**Task requirements:** Which lines below hold the word "JSON"? Copy all of them.

**Material provided:**

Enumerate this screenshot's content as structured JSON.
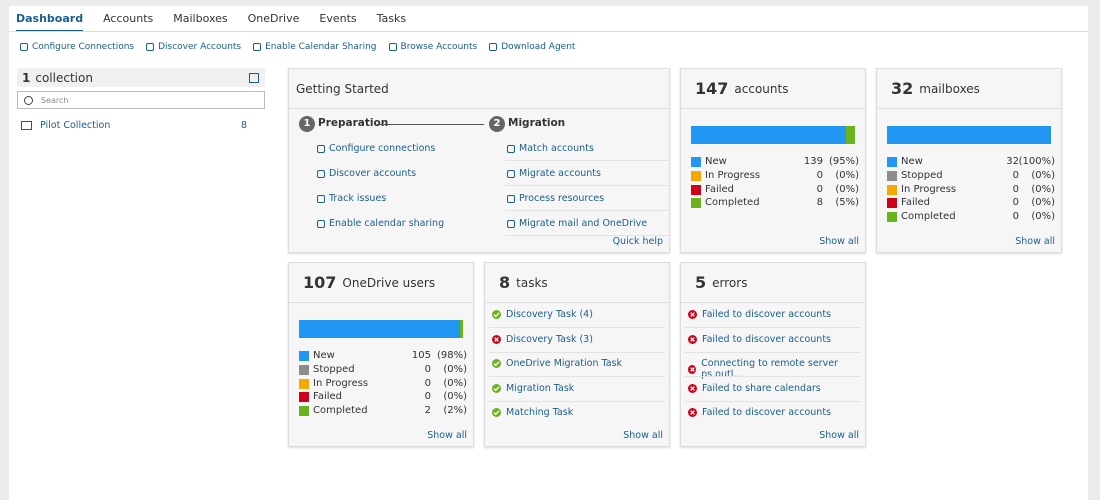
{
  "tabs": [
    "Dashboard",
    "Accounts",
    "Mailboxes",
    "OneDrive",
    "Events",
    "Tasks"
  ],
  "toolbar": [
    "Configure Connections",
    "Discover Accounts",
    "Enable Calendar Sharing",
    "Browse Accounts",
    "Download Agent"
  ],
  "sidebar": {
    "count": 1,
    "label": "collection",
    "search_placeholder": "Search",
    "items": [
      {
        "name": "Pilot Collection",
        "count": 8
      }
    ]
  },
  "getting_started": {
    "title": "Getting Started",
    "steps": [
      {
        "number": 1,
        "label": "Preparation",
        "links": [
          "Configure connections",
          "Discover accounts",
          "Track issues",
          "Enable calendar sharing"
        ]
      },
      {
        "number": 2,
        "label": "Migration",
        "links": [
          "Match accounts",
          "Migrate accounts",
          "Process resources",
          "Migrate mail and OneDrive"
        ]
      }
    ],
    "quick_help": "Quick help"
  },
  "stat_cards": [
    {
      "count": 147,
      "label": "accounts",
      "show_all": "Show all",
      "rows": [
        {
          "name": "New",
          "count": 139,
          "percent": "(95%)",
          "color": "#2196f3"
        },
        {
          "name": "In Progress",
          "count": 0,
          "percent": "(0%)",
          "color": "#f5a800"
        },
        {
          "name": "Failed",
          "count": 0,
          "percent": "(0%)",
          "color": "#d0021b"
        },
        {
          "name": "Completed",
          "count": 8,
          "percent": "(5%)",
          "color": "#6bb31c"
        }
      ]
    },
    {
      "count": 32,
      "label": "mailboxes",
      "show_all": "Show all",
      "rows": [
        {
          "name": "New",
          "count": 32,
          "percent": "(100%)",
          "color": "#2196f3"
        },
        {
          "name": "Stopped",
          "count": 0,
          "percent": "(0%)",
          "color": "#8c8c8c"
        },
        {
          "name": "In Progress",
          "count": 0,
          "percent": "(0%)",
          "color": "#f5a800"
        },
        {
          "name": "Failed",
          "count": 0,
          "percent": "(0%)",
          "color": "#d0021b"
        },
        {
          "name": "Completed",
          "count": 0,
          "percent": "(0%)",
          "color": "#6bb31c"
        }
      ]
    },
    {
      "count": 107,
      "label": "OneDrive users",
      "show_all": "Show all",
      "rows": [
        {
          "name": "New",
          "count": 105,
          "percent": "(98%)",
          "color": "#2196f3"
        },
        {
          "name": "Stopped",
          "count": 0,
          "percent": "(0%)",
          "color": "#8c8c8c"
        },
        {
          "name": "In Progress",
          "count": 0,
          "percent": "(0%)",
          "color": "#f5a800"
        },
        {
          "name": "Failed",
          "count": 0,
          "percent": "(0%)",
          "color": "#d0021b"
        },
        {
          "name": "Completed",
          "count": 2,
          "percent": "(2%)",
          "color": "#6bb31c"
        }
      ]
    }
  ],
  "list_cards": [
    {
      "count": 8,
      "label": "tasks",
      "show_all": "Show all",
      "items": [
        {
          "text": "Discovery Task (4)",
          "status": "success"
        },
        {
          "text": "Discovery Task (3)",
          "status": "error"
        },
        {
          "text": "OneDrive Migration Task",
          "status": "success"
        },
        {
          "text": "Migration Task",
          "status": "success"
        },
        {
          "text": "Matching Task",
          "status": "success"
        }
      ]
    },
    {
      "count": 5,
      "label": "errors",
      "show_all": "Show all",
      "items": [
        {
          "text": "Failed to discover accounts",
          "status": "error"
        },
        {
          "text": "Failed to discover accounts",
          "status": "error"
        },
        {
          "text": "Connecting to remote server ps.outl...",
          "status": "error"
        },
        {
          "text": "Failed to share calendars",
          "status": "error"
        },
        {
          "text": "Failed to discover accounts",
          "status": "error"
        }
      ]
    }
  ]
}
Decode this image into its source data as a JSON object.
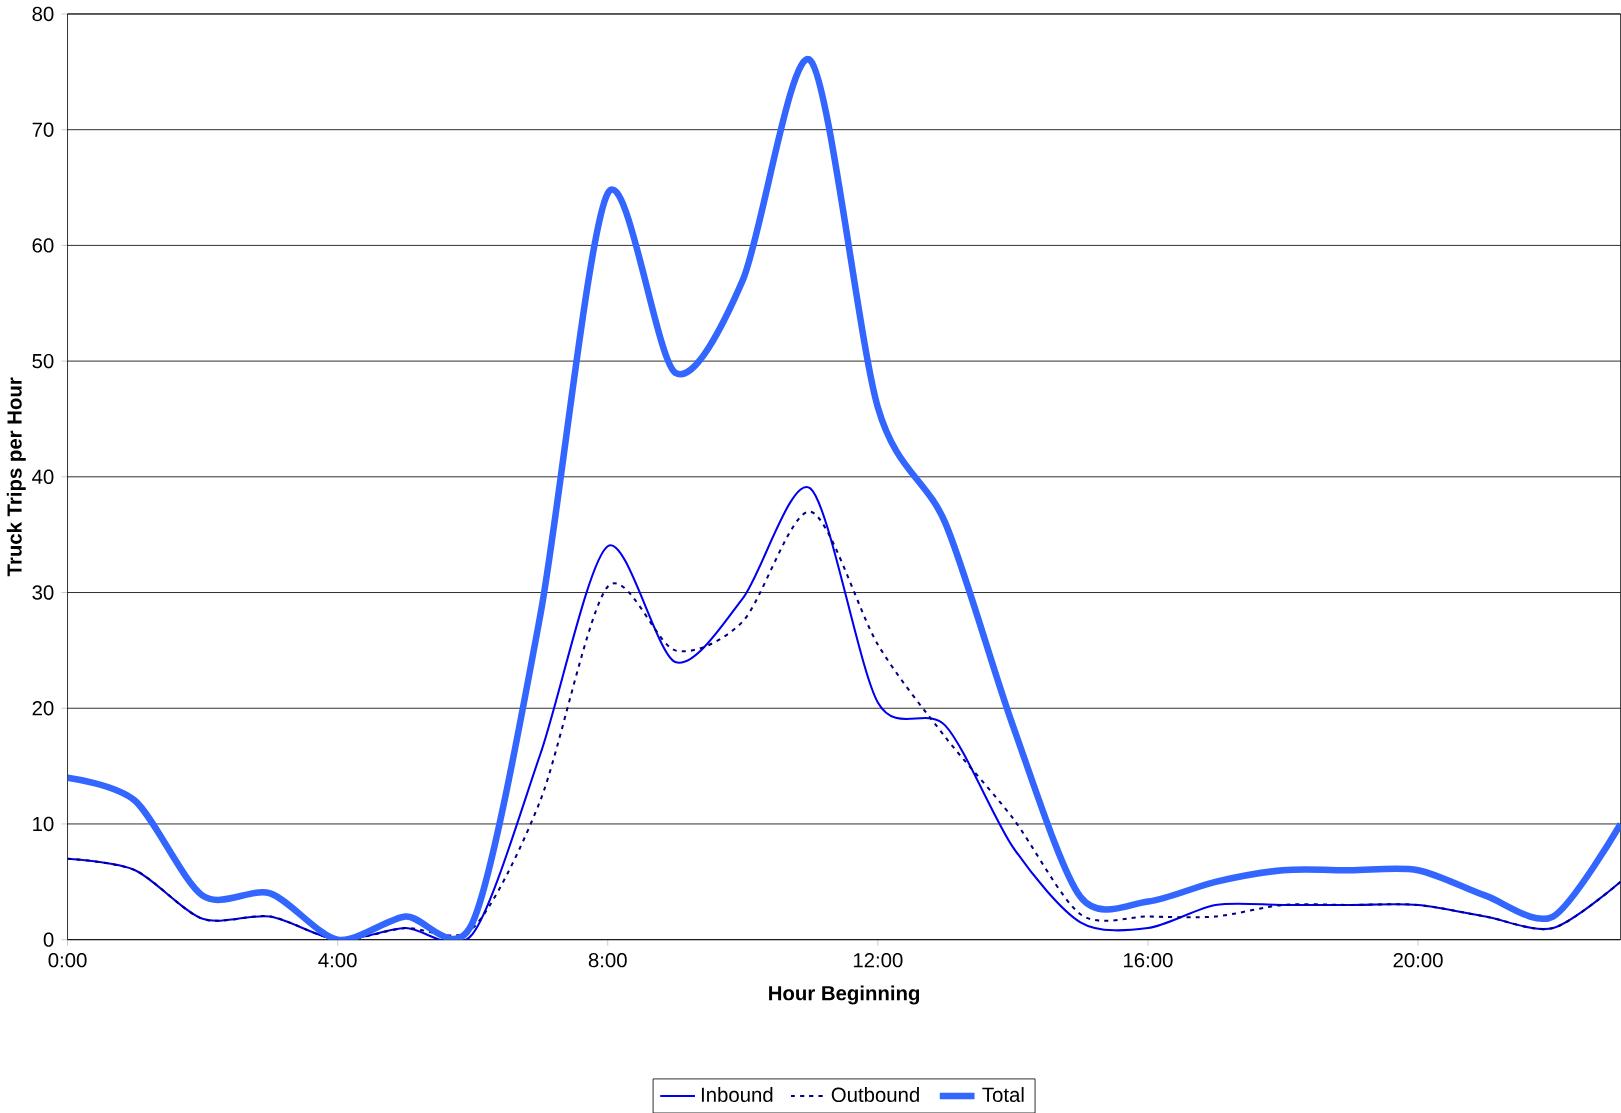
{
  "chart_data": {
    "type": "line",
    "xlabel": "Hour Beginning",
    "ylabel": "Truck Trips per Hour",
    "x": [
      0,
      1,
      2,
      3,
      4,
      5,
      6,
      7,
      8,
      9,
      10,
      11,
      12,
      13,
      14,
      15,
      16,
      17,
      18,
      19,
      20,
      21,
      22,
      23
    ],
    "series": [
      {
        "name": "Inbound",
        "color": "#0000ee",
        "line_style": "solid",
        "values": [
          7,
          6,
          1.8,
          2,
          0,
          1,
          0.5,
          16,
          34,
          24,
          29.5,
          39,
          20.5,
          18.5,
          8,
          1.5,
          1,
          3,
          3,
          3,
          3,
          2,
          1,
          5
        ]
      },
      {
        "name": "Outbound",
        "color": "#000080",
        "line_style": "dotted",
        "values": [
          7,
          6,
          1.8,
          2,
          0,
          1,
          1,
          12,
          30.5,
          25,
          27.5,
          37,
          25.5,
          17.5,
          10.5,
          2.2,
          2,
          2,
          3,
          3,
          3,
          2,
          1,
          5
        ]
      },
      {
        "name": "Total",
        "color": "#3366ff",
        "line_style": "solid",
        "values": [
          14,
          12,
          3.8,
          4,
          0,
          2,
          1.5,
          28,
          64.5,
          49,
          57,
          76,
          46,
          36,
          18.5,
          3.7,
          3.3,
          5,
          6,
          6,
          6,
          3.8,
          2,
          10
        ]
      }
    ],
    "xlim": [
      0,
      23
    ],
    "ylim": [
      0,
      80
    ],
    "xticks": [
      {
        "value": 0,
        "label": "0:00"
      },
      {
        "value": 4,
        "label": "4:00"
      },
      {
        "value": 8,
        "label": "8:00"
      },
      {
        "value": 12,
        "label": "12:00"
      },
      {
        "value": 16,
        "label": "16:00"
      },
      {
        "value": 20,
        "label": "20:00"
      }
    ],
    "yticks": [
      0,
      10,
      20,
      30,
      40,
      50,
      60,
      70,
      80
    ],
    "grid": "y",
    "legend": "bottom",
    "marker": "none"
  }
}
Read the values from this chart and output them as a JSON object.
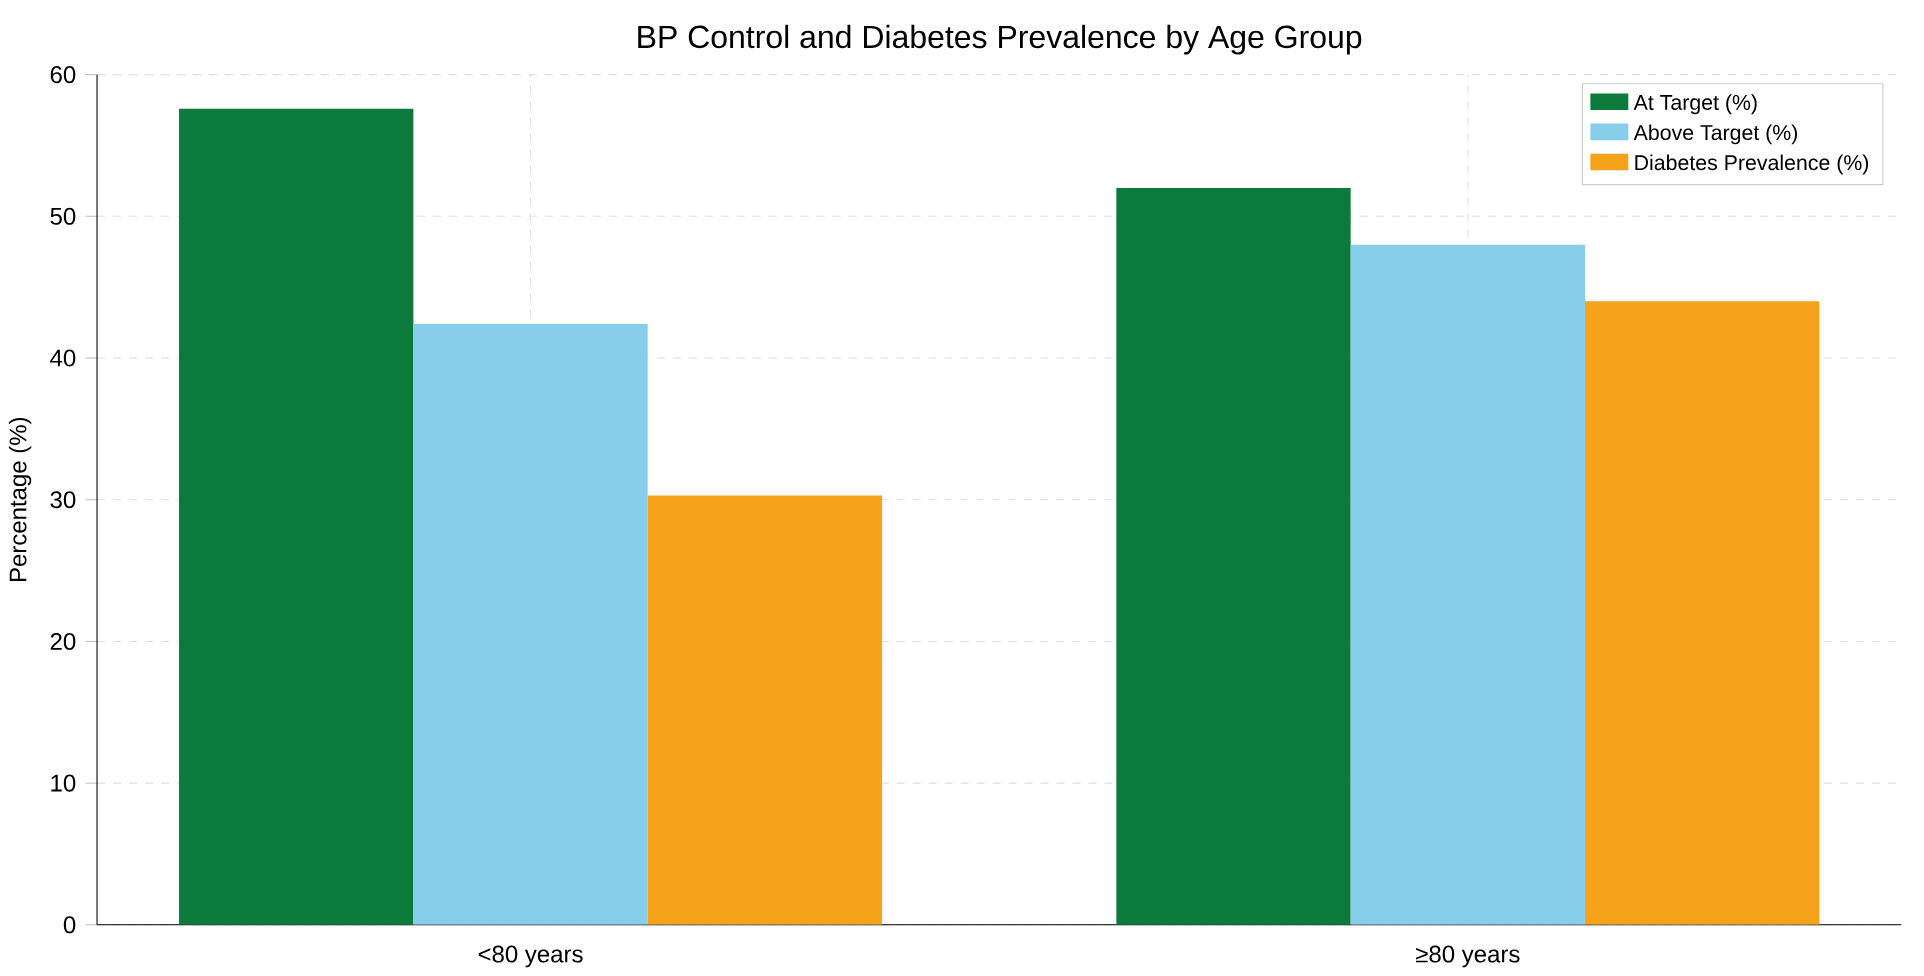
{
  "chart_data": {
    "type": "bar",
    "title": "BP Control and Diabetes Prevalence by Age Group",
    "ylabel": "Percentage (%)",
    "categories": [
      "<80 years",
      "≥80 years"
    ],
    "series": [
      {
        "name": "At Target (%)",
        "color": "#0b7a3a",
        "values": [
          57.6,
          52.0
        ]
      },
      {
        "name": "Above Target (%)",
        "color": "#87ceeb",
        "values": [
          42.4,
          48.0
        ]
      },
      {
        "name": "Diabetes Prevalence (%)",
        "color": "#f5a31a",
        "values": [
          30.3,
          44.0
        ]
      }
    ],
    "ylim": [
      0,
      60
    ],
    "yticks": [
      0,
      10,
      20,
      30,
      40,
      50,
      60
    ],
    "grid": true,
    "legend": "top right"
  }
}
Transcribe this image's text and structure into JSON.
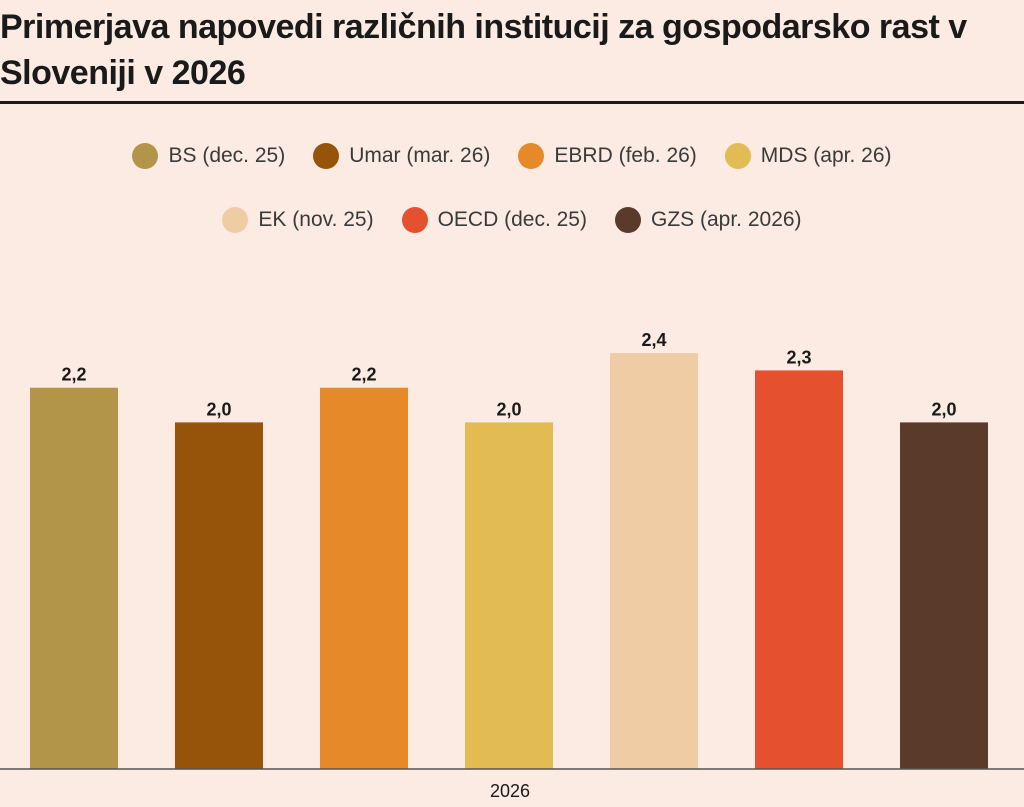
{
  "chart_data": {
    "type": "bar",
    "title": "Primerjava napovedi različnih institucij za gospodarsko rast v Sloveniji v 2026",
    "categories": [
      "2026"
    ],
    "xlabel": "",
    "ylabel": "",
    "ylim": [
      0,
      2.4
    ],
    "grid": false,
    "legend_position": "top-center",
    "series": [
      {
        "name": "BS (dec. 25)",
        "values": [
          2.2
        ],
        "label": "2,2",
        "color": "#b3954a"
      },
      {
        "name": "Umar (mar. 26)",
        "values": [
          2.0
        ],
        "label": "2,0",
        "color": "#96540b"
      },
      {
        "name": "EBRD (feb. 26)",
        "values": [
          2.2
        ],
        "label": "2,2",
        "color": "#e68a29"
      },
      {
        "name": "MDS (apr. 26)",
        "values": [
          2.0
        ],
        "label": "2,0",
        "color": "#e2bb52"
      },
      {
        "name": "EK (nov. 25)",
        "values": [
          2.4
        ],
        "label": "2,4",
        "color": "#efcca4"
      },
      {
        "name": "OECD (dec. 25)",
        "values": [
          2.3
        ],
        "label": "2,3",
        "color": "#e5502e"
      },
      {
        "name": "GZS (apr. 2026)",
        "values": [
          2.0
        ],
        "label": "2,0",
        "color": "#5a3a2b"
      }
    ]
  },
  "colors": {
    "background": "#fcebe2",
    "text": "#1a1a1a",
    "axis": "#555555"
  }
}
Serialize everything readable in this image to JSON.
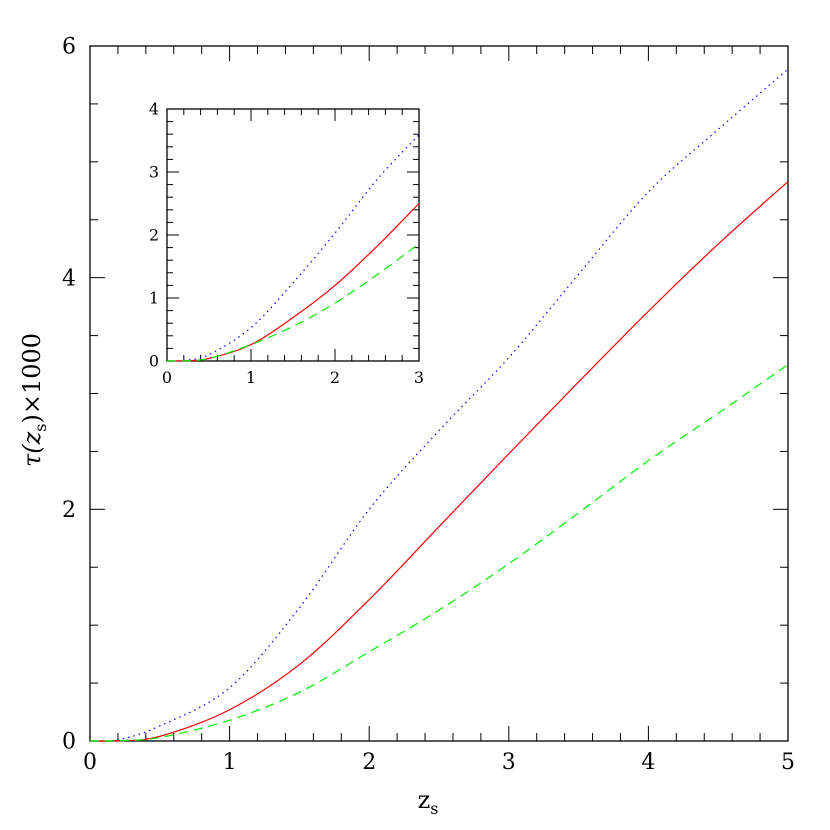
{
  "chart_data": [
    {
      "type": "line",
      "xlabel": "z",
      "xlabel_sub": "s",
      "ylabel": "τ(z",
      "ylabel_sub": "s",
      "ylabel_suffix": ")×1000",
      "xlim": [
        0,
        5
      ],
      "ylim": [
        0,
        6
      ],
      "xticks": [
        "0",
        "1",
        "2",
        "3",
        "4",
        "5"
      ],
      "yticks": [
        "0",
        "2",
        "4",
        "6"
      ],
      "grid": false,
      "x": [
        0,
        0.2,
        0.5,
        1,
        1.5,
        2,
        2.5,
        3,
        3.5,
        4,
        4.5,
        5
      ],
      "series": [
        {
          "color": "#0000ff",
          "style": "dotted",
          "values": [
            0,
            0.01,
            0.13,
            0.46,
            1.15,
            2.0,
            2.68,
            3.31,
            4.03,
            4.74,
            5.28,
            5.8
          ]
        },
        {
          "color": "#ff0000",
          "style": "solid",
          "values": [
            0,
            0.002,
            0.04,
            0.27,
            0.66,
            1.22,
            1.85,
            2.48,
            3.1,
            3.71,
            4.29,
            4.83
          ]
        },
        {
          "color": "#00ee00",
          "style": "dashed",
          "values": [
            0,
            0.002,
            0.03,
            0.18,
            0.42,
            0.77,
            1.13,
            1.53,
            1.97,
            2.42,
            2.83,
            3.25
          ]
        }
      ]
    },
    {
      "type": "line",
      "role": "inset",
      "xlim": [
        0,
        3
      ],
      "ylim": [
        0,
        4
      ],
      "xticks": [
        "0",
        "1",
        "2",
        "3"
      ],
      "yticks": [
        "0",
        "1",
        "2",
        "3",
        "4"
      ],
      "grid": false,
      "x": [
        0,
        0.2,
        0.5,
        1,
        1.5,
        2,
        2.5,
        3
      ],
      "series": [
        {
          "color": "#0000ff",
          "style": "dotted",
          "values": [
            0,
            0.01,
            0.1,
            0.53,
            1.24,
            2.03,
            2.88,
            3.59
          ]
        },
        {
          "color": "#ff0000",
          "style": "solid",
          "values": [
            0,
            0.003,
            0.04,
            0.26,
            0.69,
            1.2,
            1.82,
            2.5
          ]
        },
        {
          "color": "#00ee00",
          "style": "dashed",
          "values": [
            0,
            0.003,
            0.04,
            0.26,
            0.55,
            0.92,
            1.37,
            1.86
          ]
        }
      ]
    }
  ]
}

**Solution to this problem:**
Enumerate this screenshot's content as structured JSON.
Decode this image into its source data as a JSON object.
Read the values from this chart and output them as a JSON object.
Transcribe this image's text and structure into JSON.
Serialize everything readable in this image to JSON.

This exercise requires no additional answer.